▶ **TASK BRIEF**
Find the string "ELODIE" in the data, then copy every line where it is found.

START

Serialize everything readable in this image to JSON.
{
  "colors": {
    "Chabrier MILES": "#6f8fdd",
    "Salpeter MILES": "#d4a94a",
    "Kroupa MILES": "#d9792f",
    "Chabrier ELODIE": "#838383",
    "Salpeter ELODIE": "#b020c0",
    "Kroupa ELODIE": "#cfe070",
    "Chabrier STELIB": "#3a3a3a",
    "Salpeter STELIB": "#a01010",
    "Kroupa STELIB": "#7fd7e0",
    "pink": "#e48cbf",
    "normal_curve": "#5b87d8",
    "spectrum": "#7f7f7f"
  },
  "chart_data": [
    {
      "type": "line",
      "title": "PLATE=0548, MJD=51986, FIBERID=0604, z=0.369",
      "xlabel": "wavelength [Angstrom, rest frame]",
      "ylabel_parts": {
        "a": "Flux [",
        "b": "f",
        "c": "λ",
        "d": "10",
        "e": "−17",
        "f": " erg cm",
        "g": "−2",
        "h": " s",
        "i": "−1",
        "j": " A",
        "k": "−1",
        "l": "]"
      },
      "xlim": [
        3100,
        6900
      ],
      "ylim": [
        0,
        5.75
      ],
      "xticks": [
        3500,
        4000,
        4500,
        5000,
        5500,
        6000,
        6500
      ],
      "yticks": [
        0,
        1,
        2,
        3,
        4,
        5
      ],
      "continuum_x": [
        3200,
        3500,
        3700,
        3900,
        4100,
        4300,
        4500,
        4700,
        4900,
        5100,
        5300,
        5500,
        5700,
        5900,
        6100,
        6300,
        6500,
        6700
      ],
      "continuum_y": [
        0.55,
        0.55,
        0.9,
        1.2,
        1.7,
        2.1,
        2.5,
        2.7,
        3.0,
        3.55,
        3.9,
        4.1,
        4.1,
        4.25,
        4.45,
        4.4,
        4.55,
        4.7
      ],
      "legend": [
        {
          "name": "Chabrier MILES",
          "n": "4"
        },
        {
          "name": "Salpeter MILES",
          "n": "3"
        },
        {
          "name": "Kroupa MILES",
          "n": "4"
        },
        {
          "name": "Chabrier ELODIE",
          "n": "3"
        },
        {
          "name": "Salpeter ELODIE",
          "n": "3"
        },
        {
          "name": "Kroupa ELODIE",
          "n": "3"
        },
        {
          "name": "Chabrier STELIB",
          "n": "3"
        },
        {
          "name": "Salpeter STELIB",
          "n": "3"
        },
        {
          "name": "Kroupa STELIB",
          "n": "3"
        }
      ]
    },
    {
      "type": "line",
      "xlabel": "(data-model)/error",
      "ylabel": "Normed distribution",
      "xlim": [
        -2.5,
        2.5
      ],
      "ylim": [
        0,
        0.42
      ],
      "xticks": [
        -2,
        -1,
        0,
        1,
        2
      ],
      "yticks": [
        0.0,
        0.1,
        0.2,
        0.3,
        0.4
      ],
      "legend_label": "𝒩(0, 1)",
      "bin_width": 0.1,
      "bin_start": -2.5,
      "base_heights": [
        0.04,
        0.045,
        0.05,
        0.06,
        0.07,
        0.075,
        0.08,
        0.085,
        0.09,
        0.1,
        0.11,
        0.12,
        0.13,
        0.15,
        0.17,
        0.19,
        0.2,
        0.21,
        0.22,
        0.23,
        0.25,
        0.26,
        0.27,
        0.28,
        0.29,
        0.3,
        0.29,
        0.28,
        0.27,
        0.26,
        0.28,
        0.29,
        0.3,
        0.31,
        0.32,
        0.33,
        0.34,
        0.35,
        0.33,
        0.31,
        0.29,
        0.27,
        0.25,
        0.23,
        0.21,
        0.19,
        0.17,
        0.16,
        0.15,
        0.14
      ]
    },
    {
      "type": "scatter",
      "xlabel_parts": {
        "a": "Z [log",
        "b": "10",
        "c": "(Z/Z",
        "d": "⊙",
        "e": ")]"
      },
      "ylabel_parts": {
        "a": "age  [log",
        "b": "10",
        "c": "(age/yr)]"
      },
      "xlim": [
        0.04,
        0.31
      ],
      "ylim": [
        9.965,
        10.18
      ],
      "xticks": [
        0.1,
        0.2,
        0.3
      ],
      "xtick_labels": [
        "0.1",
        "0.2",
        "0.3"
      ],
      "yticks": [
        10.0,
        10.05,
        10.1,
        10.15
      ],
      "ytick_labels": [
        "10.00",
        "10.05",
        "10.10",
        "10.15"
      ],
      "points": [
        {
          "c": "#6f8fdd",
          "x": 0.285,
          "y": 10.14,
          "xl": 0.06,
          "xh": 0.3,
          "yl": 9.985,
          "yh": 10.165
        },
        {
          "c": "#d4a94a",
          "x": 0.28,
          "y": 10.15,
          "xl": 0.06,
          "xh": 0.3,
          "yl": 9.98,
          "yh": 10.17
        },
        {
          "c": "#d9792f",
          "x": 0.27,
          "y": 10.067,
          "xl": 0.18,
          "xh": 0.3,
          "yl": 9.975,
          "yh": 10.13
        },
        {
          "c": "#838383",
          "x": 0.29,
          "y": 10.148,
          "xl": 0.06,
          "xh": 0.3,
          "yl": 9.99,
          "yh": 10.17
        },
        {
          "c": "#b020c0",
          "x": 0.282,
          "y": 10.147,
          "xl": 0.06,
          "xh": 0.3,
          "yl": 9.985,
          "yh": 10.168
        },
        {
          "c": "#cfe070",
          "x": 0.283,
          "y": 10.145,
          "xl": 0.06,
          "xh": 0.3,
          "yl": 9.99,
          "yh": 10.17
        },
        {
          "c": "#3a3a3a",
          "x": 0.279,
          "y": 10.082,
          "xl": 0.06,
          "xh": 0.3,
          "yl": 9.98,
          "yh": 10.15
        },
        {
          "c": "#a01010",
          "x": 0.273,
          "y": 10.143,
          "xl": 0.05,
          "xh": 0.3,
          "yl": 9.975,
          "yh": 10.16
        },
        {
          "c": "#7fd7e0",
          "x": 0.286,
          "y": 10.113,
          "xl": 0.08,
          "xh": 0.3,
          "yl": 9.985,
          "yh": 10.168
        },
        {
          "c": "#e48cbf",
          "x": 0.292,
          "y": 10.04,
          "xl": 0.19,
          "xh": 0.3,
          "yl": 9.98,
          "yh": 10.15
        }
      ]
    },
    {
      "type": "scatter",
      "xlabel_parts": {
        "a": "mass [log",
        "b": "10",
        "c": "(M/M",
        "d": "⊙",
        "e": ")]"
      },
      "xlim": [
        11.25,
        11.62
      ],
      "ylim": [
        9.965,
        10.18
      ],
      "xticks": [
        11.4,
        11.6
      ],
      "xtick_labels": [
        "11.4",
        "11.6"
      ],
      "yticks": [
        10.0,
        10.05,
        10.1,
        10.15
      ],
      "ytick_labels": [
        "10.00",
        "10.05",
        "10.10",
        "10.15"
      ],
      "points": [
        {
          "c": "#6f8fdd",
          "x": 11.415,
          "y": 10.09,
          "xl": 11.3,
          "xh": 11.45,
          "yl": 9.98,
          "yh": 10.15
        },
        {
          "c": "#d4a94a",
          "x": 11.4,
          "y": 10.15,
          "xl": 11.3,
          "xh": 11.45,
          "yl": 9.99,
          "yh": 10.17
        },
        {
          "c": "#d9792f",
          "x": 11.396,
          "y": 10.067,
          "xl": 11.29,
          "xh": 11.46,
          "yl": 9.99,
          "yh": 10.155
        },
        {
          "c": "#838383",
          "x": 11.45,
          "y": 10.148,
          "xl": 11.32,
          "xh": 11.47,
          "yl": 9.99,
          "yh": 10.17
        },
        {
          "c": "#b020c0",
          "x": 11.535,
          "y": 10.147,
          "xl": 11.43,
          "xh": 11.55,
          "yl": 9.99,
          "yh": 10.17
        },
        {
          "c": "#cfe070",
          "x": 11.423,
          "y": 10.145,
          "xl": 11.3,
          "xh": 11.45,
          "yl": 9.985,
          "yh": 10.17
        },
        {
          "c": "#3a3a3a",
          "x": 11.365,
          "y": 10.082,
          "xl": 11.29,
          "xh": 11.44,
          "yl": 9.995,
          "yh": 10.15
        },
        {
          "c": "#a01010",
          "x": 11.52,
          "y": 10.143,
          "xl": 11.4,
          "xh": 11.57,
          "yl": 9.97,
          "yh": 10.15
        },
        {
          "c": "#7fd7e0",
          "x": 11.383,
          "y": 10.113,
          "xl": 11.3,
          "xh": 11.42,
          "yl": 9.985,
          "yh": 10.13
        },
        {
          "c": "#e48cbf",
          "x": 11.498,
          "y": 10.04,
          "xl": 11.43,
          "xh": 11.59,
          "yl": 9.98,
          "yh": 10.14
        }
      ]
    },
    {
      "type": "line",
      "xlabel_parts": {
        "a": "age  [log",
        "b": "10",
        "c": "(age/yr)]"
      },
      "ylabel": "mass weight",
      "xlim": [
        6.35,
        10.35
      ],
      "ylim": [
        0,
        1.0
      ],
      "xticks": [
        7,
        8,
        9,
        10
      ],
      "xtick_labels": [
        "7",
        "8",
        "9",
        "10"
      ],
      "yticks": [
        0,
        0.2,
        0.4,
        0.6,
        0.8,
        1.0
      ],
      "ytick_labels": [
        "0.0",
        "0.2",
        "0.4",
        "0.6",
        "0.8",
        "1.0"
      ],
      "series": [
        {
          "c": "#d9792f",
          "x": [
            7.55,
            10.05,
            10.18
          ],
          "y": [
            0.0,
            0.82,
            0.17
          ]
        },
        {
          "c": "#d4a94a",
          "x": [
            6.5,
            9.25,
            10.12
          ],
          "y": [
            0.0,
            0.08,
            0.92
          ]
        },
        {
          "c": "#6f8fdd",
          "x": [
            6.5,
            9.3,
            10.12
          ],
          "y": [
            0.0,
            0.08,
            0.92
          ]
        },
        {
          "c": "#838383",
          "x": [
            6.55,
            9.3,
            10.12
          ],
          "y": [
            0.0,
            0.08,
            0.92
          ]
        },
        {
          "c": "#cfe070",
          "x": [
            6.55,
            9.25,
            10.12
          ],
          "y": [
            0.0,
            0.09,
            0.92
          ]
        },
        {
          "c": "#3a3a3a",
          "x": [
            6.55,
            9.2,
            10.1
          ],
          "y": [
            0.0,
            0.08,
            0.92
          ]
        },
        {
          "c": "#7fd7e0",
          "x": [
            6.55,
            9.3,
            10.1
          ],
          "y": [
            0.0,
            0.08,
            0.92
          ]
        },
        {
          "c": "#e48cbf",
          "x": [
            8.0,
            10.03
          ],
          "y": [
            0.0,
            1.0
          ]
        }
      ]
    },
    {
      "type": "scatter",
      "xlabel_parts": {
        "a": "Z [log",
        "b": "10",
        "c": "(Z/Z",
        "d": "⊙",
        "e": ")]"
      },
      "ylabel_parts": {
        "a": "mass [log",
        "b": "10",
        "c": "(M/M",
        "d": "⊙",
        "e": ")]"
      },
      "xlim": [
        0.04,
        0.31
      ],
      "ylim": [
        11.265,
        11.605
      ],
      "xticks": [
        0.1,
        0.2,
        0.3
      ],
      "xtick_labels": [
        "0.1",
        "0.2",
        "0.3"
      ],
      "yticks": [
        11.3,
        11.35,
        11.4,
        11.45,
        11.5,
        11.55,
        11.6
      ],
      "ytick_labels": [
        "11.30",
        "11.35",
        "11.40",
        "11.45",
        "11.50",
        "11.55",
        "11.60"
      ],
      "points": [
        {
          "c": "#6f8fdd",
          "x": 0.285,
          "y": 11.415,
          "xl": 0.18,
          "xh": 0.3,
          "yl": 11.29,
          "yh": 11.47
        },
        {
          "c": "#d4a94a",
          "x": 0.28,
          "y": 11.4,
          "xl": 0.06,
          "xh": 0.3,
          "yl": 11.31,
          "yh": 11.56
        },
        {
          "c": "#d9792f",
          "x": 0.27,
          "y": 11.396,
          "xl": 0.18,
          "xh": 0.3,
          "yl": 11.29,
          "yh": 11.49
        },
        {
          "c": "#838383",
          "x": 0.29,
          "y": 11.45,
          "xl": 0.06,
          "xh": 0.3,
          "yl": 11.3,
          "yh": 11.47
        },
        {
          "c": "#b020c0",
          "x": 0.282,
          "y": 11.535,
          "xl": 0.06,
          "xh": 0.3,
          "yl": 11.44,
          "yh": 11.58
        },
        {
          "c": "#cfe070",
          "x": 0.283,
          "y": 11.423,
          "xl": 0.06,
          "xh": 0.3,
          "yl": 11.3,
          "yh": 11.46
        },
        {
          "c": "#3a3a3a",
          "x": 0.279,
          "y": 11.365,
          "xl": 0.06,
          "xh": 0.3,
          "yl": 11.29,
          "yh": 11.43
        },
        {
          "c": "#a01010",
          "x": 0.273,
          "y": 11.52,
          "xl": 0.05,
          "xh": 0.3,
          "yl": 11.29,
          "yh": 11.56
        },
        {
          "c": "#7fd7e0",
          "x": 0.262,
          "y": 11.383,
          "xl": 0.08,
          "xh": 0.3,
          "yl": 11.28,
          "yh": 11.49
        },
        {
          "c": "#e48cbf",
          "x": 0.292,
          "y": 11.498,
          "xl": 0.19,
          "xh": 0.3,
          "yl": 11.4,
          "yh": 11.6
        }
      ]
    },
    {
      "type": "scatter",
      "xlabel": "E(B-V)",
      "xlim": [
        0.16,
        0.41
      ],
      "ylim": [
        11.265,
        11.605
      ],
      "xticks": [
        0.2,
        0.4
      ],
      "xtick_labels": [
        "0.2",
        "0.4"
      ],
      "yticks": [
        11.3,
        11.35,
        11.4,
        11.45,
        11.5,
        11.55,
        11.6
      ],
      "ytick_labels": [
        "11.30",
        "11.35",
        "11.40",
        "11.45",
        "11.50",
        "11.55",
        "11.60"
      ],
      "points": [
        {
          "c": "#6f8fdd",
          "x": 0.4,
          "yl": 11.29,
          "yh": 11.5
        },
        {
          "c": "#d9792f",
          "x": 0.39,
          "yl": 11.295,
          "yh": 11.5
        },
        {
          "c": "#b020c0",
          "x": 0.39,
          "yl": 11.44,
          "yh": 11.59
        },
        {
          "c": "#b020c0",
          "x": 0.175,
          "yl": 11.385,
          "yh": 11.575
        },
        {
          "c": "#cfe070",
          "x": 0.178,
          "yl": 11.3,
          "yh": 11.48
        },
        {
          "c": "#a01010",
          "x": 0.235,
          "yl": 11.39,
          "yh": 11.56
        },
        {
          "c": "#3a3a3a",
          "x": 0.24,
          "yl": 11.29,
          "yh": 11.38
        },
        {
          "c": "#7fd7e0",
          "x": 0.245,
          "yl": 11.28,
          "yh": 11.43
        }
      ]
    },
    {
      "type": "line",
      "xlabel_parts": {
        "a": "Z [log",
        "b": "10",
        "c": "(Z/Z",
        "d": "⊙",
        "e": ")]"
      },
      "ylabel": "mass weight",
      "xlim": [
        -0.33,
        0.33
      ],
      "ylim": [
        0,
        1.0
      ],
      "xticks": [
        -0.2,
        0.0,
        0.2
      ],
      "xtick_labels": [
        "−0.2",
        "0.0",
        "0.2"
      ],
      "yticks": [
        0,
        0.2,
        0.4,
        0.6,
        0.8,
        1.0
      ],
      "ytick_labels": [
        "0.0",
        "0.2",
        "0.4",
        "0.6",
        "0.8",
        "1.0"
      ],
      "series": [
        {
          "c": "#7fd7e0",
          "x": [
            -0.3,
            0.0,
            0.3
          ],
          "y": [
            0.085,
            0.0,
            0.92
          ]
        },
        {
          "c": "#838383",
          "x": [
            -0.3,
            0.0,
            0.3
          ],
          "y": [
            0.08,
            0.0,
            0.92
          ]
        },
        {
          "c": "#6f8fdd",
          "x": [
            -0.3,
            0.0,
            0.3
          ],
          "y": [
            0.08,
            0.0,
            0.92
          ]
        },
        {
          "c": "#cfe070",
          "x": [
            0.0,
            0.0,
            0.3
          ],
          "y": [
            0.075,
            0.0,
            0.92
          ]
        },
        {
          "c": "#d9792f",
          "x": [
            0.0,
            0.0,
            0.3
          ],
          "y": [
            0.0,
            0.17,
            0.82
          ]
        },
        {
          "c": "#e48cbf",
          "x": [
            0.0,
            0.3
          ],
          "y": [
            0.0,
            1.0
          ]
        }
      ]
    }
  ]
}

END

▶ **TASK ANSWER**
    "Chabrier ELODIE": "#838383",
    "Salpeter ELODIE": "#b020c0",
    "Kroupa ELODIE": "#cfe070",
          "name": "Chabrier ELODIE",
          "name": "Salpeter ELODIE",
          "name": "Kroupa ELODIE",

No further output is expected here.